Records about charts and figures:
______________________________
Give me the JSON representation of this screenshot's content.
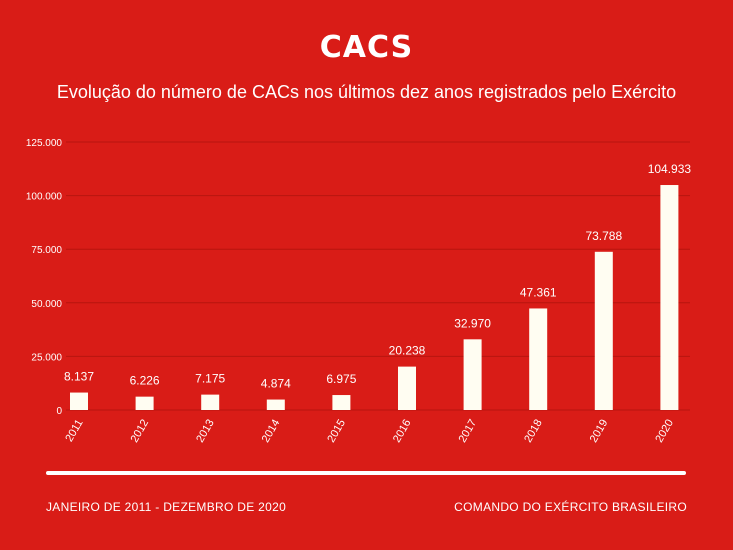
{
  "header": {
    "title": "CACS",
    "subtitle": "Evolução do número de CACs nos últimos dez anos registrados pelo Exército"
  },
  "footer": {
    "left": "JANEIRO DE 2011 - DEZEMBRO DE 2020",
    "right": "COMANDO DO EXÉRCITO BRASILEIRO"
  },
  "colors": {
    "background": "#d91c17",
    "bar": "#fffdf2",
    "gridline": "#b8150f",
    "text": "#ffffff"
  },
  "chart_data": {
    "type": "bar",
    "categories": [
      "2011",
      "2012",
      "2013",
      "2014",
      "2015",
      "2016",
      "2017",
      "2018",
      "2019",
      "2020"
    ],
    "values": [
      8137,
      6226,
      7175,
      4874,
      6975,
      20238,
      32970,
      47361,
      73788,
      104933
    ],
    "value_labels": [
      "8.137",
      "6.226",
      "7.175",
      "4.874",
      "6.975",
      "20.238",
      "32.970",
      "47.361",
      "73.788",
      "104.933"
    ],
    "y_ticks": [
      0,
      25000,
      50000,
      75000,
      100000,
      125000
    ],
    "y_tick_labels": [
      "0",
      "25.000",
      "50.000",
      "75.000",
      "100.000",
      "125.000"
    ],
    "ylim": [
      0,
      125000
    ],
    "grid": true,
    "legend": "none"
  }
}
______________________________
WHAT IS EXPECTED:
Reproduce the full material exactly, excluding the pictures.

RIGHT ANSWER:
Give me the JSON representation of this screenshot's content.
{
  "header": {
    "title": "CACS",
    "subtitle": "Evolução do número de CACs nos últimos dez anos registrados pelo Exército"
  },
  "footer": {
    "left": "JANEIRO DE 2011 - DEZEMBRO DE 2020",
    "right": "COMANDO DO EXÉRCITO BRASILEIRO"
  },
  "colors": {
    "background": "#d91c17",
    "bar": "#fffdf2",
    "gridline": "#b8150f",
    "text": "#ffffff"
  },
  "chart_data": {
    "type": "bar",
    "categories": [
      "2011",
      "2012",
      "2013",
      "2014",
      "2015",
      "2016",
      "2017",
      "2018",
      "2019",
      "2020"
    ],
    "values": [
      8137,
      6226,
      7175,
      4874,
      6975,
      20238,
      32970,
      47361,
      73788,
      104933
    ],
    "value_labels": [
      "8.137",
      "6.226",
      "7.175",
      "4.874",
      "6.975",
      "20.238",
      "32.970",
      "47.361",
      "73.788",
      "104.933"
    ],
    "y_ticks": [
      0,
      25000,
      50000,
      75000,
      100000,
      125000
    ],
    "y_tick_labels": [
      "0",
      "25.000",
      "50.000",
      "75.000",
      "100.000",
      "125.000"
    ],
    "ylim": [
      0,
      125000
    ],
    "grid": true,
    "legend": "none"
  }
}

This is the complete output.